-- start Given records --

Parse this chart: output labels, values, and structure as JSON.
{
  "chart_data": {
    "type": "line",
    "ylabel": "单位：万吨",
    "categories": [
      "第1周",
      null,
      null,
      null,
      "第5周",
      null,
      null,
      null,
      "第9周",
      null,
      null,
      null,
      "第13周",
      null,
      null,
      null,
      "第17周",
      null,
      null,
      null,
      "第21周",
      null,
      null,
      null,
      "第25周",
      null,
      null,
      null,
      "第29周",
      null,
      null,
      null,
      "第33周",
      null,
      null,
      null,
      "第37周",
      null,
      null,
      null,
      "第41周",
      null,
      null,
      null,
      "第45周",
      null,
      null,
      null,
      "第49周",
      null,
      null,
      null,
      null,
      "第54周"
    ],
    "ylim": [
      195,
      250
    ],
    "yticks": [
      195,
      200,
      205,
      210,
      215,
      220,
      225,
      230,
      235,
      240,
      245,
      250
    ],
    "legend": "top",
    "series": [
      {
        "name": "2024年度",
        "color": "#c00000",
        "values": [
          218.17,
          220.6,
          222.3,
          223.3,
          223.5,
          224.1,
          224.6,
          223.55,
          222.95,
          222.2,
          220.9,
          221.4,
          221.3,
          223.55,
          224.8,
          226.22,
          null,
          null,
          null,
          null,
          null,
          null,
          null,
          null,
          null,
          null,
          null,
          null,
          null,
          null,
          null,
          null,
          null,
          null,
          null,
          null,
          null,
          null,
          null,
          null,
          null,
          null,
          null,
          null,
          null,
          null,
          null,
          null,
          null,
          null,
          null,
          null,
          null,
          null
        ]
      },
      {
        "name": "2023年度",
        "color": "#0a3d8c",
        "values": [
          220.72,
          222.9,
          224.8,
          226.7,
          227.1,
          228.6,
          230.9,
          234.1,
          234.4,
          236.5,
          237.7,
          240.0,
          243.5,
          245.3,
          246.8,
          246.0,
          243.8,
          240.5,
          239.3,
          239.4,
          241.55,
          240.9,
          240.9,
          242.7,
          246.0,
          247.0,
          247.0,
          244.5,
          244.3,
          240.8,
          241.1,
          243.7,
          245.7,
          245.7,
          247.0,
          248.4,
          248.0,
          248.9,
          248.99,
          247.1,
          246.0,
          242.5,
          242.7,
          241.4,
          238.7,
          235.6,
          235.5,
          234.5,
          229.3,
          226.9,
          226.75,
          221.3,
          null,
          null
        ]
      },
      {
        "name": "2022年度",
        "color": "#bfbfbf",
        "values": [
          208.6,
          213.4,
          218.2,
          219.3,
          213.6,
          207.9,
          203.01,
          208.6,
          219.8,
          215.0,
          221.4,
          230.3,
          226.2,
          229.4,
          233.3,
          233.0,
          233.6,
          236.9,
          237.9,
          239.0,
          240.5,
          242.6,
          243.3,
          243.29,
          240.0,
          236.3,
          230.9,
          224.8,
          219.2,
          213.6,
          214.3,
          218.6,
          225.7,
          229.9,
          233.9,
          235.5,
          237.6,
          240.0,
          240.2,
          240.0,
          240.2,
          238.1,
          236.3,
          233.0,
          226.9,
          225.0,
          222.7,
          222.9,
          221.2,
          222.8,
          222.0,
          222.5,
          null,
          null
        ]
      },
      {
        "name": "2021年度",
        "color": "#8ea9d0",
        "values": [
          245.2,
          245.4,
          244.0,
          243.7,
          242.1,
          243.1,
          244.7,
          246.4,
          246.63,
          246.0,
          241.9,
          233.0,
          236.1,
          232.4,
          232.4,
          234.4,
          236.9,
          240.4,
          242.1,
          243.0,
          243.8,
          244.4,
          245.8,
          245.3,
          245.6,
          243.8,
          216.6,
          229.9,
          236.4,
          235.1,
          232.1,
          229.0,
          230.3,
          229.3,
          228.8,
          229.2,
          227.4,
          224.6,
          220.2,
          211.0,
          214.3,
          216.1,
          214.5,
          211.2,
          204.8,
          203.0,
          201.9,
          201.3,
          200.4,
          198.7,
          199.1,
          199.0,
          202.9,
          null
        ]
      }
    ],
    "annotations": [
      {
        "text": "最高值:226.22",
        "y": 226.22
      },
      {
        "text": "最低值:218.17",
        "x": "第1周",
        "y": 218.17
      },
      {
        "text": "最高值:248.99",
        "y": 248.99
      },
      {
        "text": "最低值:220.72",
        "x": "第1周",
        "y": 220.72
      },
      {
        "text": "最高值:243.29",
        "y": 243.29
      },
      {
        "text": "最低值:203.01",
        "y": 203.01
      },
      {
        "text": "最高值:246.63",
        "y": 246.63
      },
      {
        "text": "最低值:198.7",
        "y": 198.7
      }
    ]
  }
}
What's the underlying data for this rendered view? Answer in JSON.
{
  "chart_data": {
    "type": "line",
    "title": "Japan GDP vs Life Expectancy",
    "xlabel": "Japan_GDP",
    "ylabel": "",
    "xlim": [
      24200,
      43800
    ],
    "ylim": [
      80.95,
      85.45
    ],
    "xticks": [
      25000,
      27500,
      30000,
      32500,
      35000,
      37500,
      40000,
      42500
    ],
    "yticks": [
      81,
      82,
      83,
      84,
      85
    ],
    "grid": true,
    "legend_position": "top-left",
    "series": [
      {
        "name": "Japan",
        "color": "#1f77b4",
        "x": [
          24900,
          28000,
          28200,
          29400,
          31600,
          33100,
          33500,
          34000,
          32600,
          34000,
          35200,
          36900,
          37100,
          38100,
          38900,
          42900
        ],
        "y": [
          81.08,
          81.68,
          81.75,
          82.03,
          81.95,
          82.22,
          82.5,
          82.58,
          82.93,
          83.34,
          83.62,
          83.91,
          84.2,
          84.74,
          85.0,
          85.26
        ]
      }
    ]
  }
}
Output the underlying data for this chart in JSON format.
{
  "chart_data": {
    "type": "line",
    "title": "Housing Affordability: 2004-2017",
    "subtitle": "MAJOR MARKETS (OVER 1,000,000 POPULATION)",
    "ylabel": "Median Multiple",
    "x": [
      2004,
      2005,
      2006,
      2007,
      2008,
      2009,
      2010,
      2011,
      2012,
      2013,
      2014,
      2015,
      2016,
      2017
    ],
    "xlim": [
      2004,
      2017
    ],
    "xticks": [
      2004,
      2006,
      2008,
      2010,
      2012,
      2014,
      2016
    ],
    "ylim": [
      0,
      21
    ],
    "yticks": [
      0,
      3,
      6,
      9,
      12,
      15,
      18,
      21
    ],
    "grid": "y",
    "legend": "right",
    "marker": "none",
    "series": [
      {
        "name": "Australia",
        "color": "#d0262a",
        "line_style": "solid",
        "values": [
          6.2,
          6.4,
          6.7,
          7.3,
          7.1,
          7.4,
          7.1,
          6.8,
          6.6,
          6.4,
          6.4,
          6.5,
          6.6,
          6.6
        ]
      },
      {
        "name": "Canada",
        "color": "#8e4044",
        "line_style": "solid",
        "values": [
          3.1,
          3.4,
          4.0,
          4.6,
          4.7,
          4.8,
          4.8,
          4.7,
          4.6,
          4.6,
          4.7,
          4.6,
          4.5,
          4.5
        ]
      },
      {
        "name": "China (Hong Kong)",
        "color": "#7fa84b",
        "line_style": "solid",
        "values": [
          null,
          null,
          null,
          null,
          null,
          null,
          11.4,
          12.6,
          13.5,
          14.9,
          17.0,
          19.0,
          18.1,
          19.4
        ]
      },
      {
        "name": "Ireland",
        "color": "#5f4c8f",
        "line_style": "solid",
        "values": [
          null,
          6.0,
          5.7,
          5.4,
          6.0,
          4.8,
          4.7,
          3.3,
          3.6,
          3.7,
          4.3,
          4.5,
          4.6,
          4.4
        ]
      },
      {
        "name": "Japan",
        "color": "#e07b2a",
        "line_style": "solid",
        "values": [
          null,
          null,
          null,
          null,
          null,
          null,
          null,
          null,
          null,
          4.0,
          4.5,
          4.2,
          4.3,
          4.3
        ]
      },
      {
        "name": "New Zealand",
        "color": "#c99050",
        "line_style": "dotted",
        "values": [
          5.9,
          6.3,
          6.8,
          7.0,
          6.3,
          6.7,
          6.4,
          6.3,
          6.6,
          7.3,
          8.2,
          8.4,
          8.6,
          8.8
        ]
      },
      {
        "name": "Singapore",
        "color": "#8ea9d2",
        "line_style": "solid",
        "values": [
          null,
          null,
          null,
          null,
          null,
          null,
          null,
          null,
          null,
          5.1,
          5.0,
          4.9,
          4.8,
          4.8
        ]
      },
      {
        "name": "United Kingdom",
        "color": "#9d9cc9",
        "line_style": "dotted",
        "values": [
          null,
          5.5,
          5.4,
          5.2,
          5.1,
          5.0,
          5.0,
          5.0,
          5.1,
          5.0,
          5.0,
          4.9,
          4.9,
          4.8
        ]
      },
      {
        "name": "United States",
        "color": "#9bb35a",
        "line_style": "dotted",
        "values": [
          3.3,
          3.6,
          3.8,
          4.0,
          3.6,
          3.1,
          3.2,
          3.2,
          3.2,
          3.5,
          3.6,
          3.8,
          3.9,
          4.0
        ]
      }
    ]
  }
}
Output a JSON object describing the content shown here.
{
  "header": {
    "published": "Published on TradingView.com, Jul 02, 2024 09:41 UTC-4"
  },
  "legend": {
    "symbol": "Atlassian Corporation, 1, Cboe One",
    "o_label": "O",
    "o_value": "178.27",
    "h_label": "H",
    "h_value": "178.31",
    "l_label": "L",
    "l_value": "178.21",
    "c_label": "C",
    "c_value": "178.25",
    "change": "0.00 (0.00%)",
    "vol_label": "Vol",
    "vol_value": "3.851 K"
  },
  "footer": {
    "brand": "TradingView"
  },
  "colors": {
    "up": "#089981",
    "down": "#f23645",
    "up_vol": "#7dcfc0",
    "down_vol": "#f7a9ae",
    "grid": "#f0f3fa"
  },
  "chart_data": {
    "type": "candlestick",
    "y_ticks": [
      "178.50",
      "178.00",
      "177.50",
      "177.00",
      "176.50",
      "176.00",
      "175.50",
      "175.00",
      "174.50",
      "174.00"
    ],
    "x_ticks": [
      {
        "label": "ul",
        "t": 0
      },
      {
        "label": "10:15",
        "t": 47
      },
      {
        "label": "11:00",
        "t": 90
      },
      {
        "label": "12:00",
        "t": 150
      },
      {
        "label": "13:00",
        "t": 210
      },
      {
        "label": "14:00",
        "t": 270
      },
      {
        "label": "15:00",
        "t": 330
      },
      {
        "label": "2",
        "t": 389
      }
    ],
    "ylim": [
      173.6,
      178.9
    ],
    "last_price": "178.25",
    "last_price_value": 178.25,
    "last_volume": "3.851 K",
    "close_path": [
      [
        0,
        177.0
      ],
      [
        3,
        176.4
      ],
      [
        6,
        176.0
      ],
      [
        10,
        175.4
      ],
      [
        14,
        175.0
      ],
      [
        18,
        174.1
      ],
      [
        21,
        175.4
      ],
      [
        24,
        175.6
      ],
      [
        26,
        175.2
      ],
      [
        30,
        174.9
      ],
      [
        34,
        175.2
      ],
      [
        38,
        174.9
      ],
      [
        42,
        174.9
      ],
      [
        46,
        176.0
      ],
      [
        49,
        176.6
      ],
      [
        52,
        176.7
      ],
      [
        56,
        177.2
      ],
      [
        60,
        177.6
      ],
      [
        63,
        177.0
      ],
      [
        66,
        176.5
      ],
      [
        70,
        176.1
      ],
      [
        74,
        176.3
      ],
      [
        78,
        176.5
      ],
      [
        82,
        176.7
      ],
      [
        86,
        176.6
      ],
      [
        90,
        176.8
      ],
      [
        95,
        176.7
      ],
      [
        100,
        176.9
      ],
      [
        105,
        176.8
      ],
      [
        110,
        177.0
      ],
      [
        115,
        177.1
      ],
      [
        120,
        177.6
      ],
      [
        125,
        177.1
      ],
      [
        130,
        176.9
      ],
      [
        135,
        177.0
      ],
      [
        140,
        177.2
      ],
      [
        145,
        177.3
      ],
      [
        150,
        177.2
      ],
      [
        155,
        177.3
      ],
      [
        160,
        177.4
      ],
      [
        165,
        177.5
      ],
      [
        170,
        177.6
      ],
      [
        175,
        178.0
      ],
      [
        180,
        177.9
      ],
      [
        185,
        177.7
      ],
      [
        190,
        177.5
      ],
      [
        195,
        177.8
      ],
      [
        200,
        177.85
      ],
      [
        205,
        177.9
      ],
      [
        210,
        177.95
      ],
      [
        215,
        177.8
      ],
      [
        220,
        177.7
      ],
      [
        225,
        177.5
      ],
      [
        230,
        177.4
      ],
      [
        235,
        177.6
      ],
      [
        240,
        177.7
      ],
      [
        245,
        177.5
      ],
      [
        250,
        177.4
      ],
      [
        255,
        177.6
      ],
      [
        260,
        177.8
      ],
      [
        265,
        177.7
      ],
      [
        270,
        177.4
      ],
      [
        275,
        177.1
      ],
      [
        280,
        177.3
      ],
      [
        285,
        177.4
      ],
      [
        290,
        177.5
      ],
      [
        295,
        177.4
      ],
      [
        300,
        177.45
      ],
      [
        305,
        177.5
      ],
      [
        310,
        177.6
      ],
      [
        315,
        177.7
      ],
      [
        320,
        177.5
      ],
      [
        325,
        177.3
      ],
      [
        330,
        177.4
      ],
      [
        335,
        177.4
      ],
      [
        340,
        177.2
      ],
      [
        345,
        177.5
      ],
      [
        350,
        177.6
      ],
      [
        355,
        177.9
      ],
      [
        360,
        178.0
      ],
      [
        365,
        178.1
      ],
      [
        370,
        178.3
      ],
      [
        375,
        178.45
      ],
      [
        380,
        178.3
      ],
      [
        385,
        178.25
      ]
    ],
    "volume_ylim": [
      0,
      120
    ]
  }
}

-- end Given records --

§ **What to work on**
Collect the lines that hold "this".

§ **Complete output**
Parse this chart: output labels, values, and structure as JSON.
What's the underlying data for this rendered view? Answer in JSON.
Output the underlying data for this chart in JSON format.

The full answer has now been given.